═══ EXCERPTED RECORDS

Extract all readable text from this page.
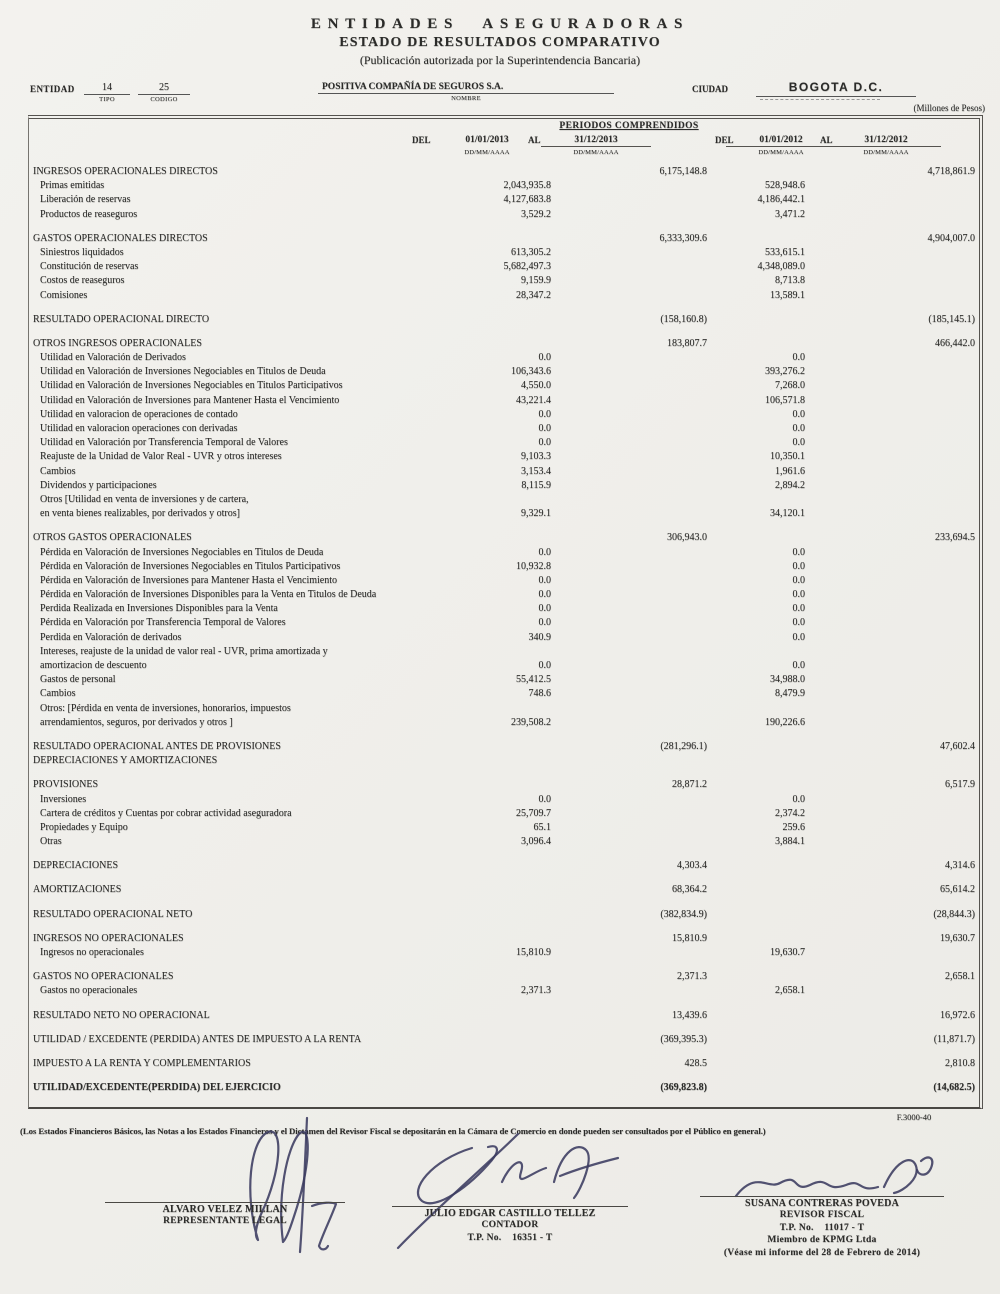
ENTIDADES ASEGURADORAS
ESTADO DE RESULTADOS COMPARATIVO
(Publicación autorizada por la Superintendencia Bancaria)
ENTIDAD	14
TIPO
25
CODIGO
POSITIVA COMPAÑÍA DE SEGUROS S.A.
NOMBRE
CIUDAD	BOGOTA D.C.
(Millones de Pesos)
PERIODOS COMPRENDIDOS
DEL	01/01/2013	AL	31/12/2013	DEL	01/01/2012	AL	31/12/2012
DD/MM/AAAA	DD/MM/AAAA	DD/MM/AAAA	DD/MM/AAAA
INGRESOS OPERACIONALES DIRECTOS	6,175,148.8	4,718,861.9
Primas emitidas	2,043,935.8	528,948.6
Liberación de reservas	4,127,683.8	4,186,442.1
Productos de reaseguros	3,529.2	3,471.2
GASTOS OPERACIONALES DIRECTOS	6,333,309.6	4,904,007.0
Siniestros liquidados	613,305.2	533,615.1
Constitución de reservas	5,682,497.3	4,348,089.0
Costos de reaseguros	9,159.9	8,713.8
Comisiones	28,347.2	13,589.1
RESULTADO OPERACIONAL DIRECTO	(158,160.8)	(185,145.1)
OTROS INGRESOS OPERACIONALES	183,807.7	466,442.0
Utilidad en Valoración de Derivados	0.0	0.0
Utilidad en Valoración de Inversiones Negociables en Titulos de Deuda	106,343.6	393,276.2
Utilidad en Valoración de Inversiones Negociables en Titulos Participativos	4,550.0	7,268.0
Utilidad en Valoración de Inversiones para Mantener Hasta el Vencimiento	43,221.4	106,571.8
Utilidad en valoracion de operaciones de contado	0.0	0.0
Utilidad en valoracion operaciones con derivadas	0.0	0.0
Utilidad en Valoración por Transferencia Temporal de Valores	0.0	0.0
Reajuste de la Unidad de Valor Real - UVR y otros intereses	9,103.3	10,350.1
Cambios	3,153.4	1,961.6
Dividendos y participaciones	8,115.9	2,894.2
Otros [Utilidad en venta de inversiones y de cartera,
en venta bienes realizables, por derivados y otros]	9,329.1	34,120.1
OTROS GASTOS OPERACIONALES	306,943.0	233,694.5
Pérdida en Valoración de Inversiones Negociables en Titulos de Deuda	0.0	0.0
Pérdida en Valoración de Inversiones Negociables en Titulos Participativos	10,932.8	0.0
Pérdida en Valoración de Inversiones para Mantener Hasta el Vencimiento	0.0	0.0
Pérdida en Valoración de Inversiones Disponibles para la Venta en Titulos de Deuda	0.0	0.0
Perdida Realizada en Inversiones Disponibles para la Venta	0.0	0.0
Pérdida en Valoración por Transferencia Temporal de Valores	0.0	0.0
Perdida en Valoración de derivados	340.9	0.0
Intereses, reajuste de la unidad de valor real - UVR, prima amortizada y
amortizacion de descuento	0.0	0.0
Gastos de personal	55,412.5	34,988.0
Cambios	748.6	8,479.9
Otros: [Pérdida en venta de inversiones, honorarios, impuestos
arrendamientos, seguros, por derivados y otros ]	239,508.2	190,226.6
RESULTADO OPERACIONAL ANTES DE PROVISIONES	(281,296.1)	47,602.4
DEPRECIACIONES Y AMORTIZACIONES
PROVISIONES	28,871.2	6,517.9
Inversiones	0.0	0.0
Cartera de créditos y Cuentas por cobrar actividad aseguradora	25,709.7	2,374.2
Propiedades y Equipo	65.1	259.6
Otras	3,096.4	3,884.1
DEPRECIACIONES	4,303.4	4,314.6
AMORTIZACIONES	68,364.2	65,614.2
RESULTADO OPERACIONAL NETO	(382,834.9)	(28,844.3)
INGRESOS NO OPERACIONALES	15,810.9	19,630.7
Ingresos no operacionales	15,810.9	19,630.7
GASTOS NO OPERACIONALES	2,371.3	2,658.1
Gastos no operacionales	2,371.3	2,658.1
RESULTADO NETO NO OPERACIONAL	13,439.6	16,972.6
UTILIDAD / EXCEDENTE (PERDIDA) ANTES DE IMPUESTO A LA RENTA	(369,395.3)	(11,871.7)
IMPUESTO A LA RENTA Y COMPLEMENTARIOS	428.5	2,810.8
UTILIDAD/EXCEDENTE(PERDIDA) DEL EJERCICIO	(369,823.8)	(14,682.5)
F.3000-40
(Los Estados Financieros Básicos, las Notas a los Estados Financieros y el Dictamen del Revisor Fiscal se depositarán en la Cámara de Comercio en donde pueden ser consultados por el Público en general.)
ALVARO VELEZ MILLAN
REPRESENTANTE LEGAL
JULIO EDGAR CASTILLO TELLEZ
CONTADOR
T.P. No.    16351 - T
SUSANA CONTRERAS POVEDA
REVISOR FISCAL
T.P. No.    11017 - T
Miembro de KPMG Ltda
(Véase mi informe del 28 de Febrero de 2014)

══════

Using the listing above, pull out all lines that hold the word "Hasta".

[TASK RESPONSE]
Utilidad en Valoración de Inversiones para Mantener Hasta el Vencimiento	43,221.4	106,571.8
Pérdida en Valoración de Inversiones para Mantener Hasta el Vencimiento	0.0	0.0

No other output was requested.